Data for the task Start Marker

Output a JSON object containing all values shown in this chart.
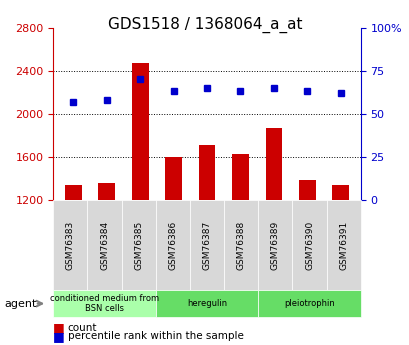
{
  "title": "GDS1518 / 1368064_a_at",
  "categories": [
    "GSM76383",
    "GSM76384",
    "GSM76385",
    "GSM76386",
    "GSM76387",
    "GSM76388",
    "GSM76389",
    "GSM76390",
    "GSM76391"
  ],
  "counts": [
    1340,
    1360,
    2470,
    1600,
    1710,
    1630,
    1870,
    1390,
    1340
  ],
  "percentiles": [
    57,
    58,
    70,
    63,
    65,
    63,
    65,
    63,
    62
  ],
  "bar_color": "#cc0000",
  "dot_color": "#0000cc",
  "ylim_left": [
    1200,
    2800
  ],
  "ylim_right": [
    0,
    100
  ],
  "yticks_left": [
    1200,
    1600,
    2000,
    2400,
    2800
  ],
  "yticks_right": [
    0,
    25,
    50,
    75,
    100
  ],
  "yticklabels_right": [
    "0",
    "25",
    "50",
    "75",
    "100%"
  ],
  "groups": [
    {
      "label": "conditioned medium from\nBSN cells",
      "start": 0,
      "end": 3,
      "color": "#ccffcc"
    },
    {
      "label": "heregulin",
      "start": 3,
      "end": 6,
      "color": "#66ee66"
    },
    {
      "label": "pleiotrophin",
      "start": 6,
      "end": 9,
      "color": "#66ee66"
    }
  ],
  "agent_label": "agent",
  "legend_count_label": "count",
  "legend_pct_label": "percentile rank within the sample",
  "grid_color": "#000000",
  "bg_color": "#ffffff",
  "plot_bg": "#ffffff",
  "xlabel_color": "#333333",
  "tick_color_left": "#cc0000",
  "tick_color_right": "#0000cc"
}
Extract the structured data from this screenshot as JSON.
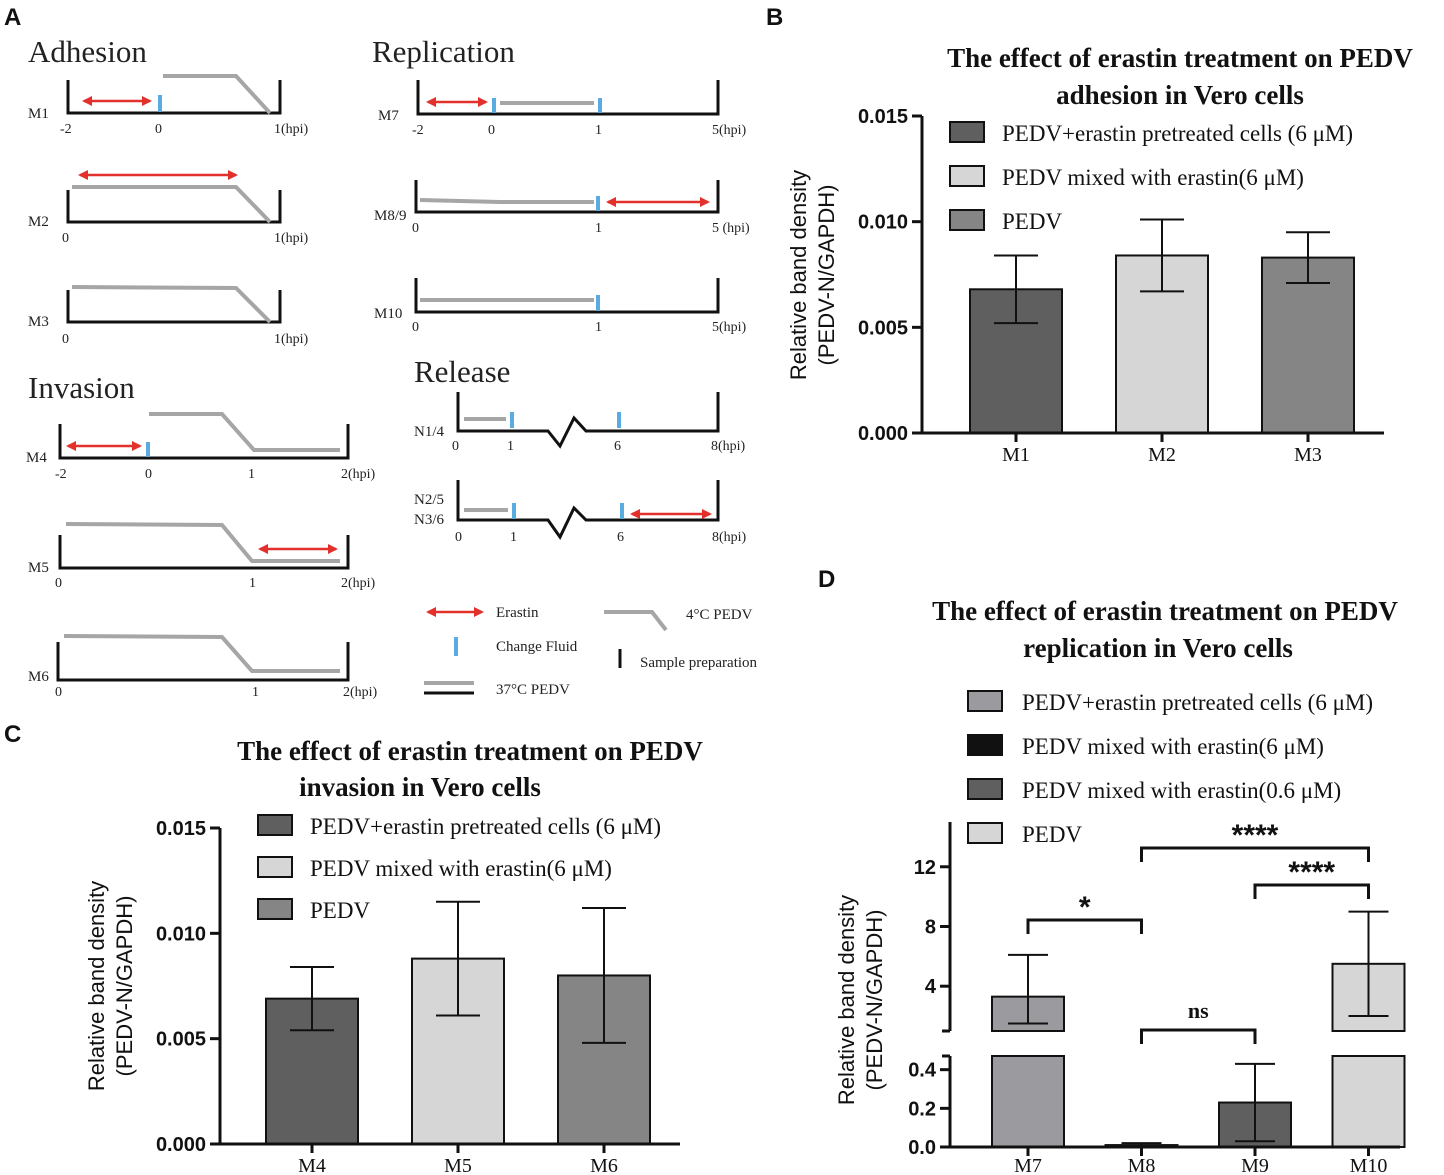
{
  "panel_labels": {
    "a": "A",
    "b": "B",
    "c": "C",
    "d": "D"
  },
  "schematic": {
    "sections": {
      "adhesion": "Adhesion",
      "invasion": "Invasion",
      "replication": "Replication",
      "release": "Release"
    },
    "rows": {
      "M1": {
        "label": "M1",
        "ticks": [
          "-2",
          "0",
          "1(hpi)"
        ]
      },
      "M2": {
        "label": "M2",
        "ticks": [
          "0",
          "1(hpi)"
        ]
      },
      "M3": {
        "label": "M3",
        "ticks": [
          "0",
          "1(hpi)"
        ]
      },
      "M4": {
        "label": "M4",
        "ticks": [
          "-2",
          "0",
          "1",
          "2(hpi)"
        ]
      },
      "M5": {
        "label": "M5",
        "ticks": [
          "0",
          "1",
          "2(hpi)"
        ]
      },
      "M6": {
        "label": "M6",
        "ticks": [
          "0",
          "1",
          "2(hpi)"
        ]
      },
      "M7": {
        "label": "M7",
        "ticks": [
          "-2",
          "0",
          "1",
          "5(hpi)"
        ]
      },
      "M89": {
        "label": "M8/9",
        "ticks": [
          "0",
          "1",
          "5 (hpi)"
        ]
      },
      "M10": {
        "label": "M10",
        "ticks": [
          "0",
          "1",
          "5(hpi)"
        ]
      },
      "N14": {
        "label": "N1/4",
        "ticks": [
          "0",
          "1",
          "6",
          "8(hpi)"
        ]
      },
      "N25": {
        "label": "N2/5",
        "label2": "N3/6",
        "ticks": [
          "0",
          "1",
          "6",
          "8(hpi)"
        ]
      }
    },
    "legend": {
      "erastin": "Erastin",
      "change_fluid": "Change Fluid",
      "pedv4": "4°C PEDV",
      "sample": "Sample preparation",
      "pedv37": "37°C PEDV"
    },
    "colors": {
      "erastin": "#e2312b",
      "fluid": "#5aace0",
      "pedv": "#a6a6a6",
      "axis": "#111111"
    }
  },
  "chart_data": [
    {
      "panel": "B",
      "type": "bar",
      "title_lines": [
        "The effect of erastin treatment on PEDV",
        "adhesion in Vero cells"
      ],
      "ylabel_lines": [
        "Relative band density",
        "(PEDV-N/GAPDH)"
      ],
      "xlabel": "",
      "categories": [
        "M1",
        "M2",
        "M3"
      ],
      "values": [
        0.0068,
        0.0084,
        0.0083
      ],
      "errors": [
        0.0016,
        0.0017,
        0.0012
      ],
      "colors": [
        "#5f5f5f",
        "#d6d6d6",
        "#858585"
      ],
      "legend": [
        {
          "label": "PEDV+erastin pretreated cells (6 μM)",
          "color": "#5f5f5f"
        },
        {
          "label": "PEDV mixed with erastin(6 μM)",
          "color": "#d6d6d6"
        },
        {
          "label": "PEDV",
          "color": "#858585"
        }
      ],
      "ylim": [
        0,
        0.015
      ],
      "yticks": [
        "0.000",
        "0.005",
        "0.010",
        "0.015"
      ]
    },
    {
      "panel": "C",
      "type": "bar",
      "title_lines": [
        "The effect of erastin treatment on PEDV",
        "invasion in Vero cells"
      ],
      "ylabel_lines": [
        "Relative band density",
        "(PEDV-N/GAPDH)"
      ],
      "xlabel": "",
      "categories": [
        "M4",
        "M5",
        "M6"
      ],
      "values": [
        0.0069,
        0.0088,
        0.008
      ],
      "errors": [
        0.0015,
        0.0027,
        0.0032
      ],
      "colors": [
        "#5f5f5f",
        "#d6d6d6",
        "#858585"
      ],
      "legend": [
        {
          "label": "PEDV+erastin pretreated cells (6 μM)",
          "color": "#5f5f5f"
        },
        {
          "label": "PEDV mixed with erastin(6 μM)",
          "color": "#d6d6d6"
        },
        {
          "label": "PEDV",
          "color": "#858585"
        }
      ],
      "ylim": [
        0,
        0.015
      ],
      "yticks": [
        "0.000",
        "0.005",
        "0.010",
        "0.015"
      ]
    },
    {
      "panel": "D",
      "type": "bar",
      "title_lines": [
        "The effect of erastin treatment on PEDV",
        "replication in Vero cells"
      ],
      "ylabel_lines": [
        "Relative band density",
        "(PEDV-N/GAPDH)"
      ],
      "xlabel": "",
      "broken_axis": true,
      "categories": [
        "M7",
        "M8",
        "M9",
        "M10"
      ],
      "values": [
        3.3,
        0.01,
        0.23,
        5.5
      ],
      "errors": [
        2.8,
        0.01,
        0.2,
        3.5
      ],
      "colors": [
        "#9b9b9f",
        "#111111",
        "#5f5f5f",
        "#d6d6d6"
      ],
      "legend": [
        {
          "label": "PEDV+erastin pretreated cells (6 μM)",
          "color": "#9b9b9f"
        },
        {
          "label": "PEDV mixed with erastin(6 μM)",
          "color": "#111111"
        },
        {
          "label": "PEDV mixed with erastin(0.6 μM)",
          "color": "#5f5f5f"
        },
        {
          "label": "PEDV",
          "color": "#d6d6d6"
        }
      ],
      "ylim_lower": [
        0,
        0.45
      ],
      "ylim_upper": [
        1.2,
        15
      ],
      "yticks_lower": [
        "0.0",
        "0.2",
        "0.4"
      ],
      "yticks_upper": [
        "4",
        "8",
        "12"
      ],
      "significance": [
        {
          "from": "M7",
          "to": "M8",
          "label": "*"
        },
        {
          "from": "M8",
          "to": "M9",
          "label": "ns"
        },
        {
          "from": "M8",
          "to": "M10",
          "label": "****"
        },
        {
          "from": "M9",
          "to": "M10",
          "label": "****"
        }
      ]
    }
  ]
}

Data for the task End Marker
Data for the task Start Marker

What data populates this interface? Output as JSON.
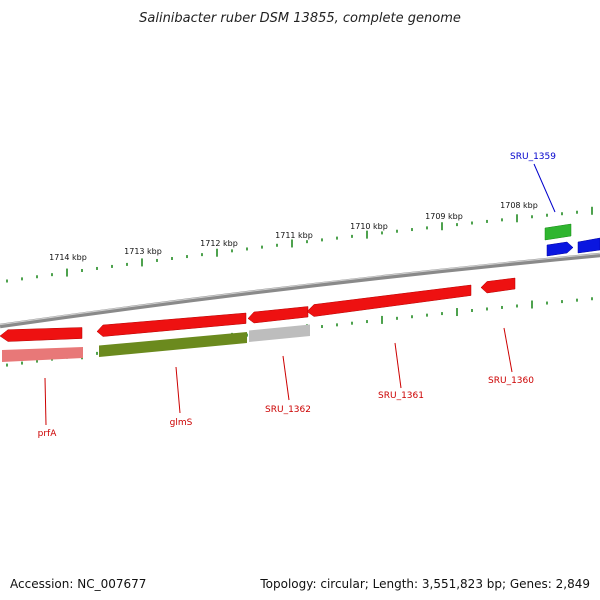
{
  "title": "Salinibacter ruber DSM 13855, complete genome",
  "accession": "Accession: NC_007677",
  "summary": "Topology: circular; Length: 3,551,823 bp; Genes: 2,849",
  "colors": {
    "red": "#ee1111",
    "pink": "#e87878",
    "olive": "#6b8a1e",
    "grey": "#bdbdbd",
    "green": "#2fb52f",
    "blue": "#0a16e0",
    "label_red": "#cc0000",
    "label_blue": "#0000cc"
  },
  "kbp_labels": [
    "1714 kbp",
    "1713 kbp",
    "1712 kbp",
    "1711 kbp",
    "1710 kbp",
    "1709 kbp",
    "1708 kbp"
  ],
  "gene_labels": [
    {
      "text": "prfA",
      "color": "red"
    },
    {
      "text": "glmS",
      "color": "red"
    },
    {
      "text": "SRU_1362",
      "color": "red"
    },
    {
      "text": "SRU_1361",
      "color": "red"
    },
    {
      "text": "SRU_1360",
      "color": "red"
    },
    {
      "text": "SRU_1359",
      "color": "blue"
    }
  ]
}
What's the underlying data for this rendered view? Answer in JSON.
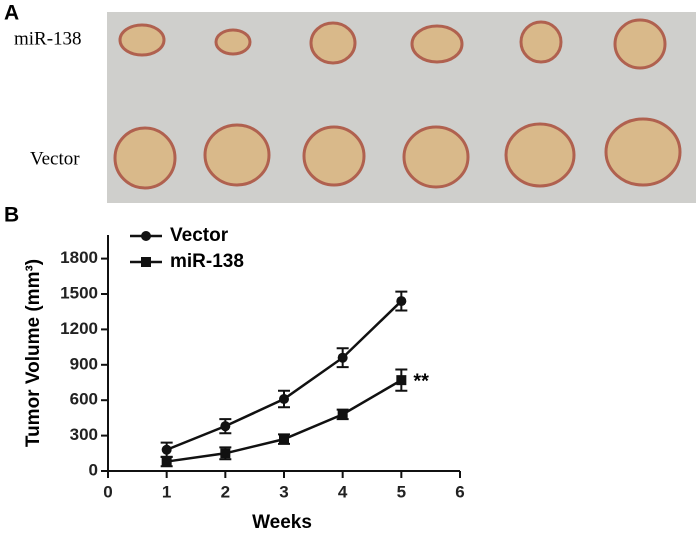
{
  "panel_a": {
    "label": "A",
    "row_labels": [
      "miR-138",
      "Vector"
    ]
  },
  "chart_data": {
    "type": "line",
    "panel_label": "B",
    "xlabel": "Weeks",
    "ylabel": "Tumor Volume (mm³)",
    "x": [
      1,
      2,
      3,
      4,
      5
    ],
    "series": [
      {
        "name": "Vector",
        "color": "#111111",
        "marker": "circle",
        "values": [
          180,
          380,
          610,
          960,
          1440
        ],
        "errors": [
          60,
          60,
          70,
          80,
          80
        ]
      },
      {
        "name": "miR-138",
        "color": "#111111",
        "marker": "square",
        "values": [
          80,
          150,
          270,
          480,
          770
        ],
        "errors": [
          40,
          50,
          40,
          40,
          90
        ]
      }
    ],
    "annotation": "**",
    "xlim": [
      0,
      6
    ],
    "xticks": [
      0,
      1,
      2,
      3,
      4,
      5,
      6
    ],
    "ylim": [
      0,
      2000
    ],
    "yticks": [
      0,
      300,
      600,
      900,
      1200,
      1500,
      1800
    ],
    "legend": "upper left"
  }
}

Data for the task End Marker
Data for the task Start Marker

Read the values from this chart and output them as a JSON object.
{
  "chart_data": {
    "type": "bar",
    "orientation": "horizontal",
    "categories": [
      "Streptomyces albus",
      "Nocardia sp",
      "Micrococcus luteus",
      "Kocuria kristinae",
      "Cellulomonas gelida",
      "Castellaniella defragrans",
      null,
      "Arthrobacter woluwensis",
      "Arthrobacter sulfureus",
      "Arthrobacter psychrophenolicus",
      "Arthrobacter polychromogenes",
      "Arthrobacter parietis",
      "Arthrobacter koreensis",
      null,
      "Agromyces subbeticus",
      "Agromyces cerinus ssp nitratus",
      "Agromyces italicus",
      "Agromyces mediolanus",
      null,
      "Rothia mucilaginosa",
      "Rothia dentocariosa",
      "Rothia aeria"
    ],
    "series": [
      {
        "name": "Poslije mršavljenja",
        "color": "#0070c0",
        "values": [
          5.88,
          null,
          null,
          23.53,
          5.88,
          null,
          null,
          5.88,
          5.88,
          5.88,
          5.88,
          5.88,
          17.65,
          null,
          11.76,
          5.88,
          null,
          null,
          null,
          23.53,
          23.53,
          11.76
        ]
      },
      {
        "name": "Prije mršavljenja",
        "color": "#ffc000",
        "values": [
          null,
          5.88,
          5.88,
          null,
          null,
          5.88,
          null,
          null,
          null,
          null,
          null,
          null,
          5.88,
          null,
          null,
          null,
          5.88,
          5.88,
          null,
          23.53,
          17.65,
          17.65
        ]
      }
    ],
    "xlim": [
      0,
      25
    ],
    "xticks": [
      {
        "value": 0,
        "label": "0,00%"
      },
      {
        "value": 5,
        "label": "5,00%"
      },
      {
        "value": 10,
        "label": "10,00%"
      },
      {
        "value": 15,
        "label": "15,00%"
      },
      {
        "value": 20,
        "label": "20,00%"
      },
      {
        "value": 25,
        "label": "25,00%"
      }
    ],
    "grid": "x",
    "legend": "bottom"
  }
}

Data for the task End Marker

List every line above that contains the word "What".

Written answer -
What data populates this interface? Output as JSON.
What's the underlying data for this rendered view? Answer in JSON.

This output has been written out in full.